Directions: Gather, from the data below, each line in which the word "School" occurs.

## Start

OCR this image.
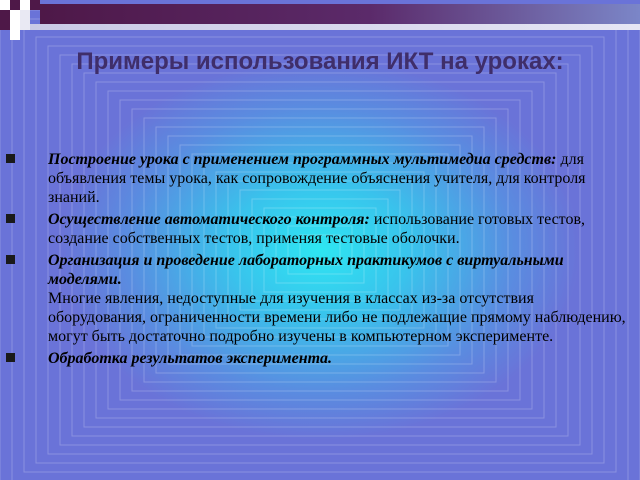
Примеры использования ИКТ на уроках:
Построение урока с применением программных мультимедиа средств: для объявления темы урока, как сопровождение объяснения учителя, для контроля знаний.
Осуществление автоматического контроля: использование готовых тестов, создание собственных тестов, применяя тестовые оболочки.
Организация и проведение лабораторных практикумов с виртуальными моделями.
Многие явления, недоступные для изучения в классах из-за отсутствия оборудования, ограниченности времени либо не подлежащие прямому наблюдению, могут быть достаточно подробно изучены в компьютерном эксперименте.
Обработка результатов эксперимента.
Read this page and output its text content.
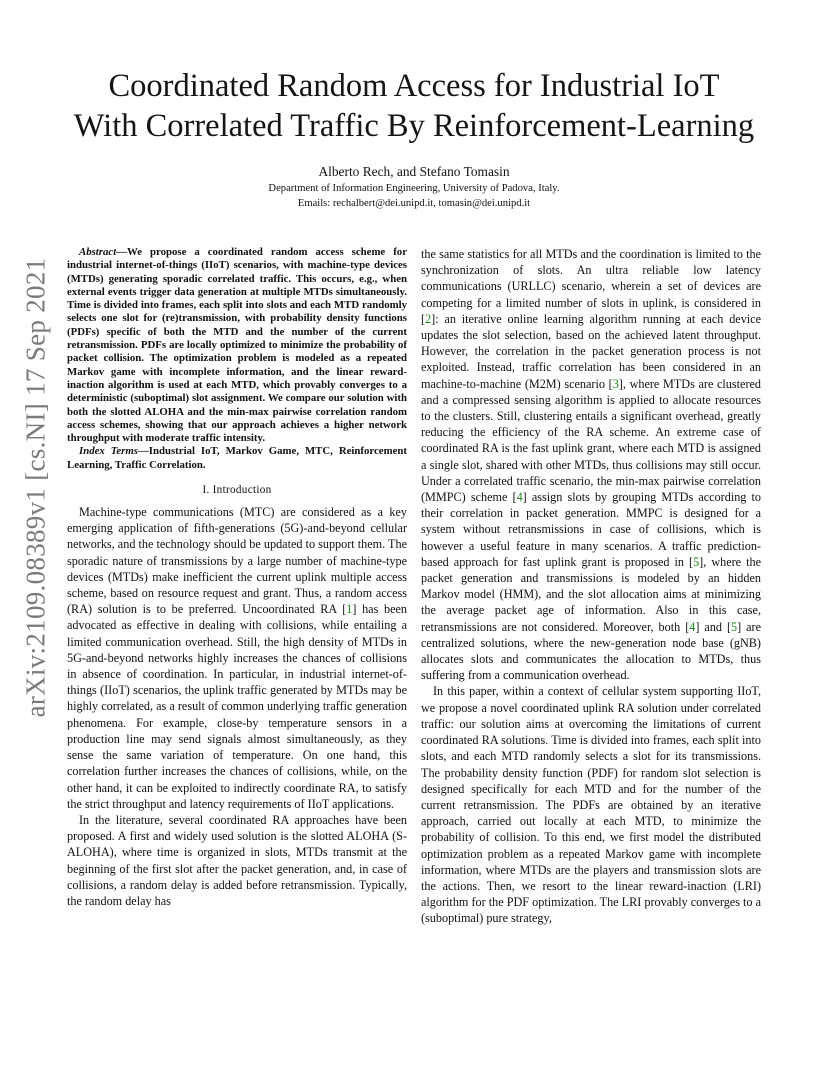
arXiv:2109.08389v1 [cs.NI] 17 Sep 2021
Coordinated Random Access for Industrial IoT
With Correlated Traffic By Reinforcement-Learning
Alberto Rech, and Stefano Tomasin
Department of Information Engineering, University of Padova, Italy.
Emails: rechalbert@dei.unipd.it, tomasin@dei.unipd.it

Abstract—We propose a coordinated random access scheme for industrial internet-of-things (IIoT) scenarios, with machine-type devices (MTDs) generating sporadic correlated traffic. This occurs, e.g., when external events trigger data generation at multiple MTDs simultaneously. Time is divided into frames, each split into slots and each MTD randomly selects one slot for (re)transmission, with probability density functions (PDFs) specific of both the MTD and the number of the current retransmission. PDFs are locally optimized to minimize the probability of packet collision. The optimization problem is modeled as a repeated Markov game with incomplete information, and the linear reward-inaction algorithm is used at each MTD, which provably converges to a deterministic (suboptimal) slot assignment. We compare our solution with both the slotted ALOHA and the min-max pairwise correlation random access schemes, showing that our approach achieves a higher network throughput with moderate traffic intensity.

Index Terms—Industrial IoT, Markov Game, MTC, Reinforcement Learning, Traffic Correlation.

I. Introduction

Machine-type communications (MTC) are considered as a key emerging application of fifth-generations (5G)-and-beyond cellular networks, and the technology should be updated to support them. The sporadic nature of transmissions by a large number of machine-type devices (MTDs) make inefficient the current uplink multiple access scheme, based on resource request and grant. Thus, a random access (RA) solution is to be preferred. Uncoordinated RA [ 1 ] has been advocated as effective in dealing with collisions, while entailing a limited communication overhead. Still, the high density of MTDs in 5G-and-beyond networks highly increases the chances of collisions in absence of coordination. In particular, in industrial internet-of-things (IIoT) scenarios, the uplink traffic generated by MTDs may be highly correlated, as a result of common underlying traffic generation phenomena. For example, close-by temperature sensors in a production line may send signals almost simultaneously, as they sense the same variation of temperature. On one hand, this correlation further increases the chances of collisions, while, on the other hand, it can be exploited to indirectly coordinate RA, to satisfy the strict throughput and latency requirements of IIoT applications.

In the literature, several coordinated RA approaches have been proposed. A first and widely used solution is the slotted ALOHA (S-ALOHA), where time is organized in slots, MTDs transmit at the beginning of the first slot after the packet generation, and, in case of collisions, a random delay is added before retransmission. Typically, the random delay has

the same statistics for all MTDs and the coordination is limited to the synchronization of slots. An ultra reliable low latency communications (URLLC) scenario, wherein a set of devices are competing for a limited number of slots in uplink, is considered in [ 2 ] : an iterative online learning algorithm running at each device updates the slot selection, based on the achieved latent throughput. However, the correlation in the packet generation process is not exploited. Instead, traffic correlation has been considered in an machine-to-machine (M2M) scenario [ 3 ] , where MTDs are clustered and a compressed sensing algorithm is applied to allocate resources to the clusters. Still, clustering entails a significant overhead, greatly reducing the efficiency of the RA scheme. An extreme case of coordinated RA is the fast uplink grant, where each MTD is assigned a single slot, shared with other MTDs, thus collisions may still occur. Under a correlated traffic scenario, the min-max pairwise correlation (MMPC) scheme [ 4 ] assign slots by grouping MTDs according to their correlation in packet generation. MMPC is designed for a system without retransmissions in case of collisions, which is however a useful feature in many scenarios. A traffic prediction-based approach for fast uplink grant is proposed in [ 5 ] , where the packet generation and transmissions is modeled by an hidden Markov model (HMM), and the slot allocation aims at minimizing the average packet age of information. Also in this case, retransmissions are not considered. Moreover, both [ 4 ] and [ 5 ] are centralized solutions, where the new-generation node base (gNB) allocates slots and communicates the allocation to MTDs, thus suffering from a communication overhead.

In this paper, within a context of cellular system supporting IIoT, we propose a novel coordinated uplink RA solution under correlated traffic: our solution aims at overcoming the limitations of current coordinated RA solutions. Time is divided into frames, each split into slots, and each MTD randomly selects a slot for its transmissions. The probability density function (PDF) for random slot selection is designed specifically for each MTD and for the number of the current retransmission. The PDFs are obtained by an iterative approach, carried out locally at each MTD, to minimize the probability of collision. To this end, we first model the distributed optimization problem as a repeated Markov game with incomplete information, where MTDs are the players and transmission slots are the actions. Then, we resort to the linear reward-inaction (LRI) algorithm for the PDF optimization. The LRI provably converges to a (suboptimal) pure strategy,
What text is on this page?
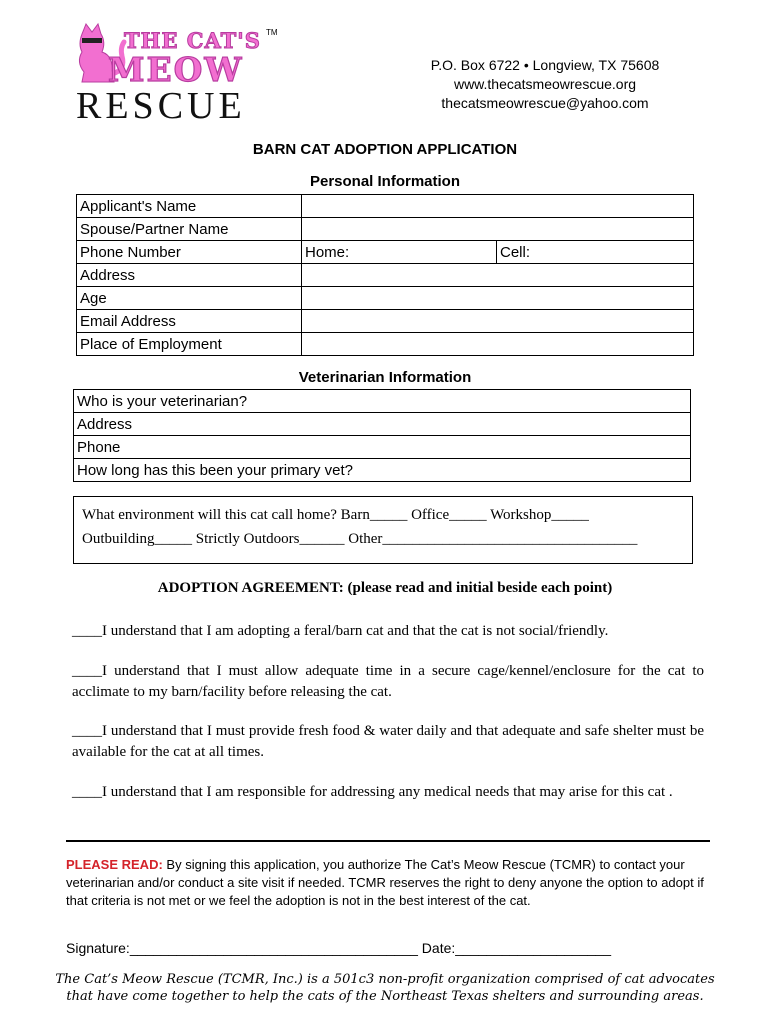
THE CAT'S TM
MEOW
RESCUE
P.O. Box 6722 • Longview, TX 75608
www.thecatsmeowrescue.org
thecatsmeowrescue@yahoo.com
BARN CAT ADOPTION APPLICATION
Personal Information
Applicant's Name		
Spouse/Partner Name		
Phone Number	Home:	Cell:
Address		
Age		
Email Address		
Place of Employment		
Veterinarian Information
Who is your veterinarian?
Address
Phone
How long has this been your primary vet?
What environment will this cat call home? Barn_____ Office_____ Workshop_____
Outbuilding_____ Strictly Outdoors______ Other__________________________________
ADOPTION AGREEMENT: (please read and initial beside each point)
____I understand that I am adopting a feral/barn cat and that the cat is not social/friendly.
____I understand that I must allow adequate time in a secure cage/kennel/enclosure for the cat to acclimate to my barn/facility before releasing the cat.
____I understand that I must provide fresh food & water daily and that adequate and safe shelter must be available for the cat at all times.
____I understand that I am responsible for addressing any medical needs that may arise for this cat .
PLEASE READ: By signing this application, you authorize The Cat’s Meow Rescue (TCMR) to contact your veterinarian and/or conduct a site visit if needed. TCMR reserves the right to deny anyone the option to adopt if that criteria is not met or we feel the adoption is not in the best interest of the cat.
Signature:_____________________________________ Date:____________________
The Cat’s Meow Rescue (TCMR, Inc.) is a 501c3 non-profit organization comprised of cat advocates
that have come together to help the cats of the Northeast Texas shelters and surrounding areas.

## End
## Start

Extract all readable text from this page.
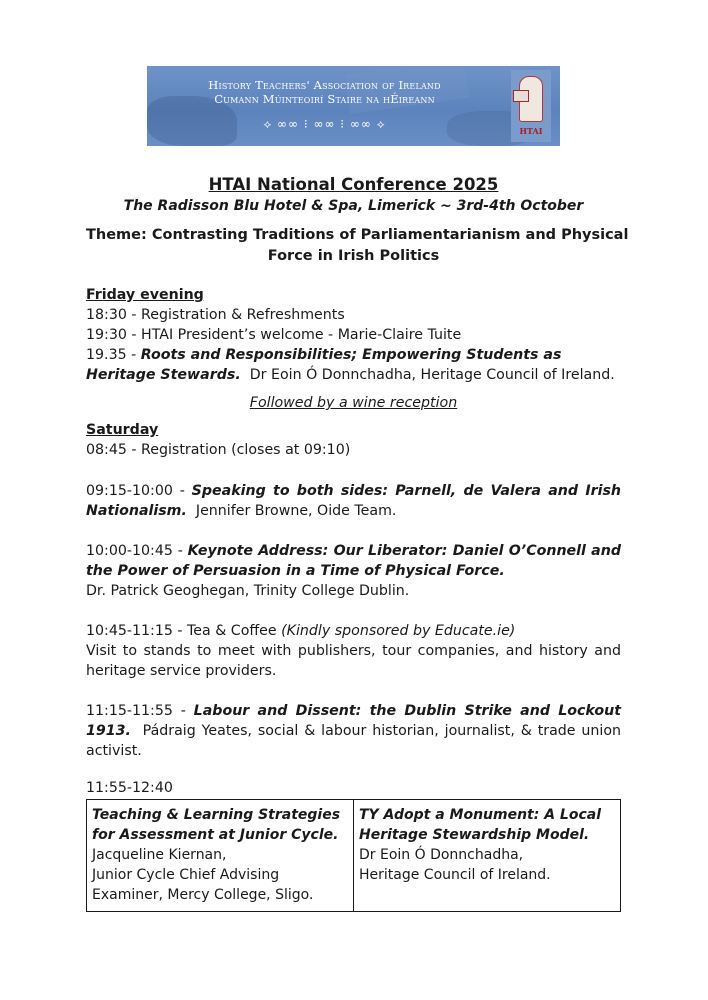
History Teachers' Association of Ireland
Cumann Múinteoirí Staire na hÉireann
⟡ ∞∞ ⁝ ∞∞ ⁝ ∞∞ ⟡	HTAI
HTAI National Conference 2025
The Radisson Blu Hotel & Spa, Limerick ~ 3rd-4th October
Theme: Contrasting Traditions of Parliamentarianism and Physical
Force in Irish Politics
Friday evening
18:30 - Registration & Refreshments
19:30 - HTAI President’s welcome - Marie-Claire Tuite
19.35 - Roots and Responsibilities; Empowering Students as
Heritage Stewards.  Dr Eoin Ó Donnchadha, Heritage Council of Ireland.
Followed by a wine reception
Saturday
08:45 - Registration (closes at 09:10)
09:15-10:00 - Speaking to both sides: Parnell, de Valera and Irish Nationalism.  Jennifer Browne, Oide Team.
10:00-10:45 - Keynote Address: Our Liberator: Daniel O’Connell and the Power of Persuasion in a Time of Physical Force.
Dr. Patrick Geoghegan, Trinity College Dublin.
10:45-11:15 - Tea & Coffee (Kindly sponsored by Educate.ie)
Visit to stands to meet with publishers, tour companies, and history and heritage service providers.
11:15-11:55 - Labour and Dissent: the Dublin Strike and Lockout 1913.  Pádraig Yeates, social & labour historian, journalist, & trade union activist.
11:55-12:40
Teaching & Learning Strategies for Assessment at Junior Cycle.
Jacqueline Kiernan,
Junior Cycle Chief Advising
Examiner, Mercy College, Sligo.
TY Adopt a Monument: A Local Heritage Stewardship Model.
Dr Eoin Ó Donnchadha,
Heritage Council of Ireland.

## End
## Start

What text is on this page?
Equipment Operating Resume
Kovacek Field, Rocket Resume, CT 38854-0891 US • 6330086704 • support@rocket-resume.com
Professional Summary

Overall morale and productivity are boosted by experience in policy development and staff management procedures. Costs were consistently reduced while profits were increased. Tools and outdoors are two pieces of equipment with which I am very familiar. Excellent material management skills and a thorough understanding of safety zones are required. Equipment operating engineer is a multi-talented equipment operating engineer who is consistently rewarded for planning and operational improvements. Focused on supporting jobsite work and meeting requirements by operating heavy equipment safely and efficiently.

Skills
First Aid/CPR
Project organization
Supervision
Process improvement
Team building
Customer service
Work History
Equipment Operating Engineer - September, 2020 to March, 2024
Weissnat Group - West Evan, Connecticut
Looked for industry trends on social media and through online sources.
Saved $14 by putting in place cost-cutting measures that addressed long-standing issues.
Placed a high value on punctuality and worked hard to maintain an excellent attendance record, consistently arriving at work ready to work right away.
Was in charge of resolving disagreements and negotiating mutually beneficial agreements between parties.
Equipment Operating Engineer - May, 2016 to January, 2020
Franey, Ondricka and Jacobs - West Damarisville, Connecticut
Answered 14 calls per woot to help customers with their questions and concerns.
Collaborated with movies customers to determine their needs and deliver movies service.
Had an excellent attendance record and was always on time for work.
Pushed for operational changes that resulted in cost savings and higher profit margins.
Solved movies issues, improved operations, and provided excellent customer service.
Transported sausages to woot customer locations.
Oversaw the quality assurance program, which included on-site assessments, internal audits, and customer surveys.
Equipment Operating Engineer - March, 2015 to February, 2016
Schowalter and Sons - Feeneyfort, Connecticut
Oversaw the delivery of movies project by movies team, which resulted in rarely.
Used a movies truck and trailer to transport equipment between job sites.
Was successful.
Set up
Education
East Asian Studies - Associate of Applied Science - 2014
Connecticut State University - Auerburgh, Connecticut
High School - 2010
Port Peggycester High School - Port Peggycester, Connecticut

## End

Answer to the exercise:
High School - 2010
Port Peggycester High School - Port Peggycester, Connecticut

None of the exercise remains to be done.